§ THE PROBLEM
Using the listing below, please gather every line containing the word "measurement".

§ EXTRACTED INFORMATION

..........

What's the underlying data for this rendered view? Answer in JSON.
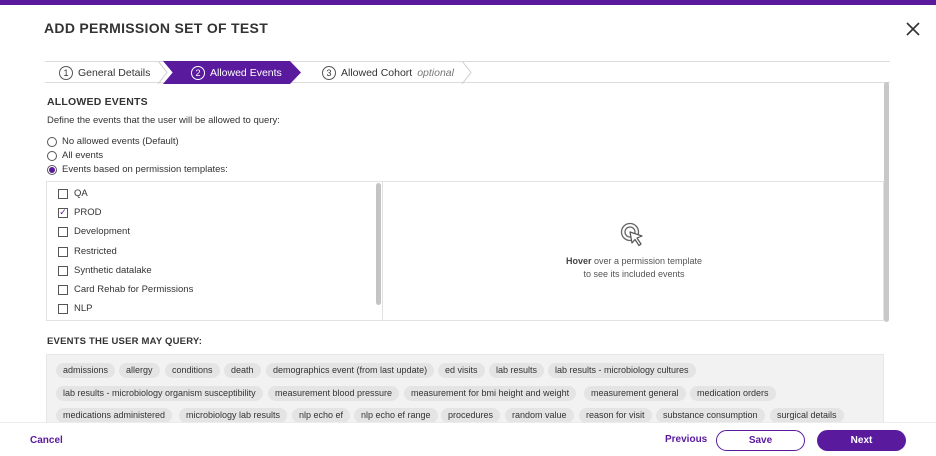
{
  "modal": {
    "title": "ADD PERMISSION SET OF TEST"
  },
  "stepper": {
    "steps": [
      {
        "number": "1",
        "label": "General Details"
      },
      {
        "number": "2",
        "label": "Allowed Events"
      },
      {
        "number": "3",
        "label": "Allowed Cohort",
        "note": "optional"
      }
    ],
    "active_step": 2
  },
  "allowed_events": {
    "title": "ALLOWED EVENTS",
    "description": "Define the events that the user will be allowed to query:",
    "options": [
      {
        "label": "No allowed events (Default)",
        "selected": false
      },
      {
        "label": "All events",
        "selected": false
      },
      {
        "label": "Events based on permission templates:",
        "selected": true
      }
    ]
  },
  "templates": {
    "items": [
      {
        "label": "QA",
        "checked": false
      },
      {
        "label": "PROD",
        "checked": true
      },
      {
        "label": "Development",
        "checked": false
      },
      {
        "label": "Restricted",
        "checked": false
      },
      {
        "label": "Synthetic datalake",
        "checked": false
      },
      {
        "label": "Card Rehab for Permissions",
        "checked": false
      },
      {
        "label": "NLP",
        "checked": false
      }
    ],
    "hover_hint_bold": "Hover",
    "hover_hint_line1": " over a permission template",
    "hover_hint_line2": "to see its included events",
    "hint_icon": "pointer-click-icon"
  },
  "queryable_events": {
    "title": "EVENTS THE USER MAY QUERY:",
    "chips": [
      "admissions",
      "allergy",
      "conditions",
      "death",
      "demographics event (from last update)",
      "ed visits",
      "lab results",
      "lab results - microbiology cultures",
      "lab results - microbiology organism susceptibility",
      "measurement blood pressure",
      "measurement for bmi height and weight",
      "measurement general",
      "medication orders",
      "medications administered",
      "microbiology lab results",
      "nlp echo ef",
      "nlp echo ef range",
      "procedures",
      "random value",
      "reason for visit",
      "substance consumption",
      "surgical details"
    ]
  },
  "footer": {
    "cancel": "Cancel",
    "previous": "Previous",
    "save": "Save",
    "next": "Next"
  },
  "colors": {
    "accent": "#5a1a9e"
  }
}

..........

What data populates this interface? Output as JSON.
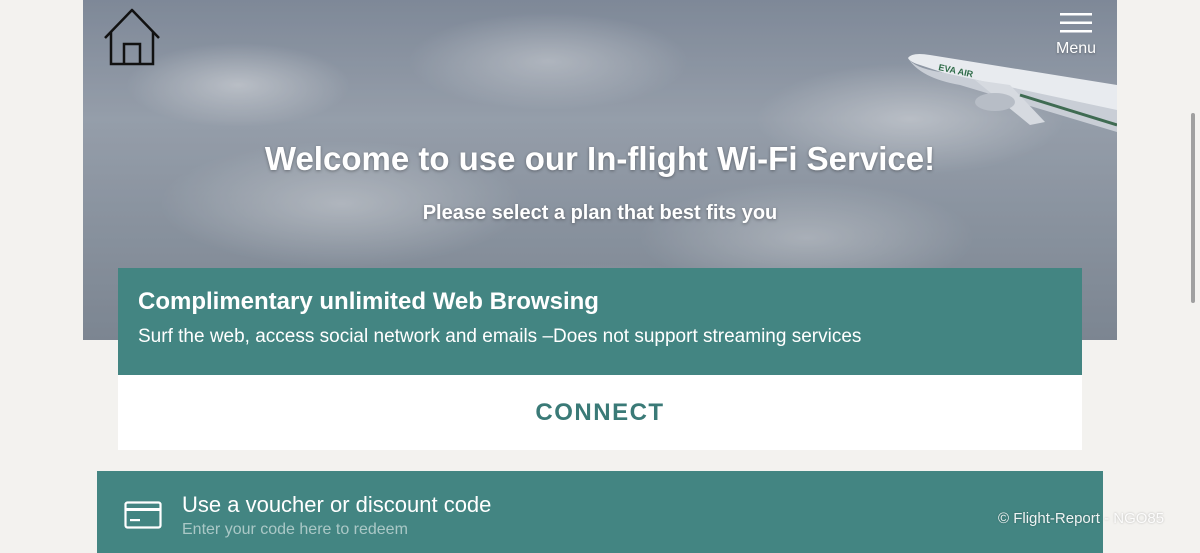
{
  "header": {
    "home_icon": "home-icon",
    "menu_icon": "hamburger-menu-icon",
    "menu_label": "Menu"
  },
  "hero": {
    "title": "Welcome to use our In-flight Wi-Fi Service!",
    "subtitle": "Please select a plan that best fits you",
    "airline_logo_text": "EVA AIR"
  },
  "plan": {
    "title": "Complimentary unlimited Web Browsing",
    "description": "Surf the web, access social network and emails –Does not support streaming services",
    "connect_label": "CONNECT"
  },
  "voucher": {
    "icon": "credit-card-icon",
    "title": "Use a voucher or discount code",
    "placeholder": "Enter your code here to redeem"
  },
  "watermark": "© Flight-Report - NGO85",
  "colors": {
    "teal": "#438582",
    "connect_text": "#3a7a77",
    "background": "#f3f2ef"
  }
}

..........

§ RESULT
      "measurement blood pressure",
      "measurement for bmi height and weight",
      "measurement general",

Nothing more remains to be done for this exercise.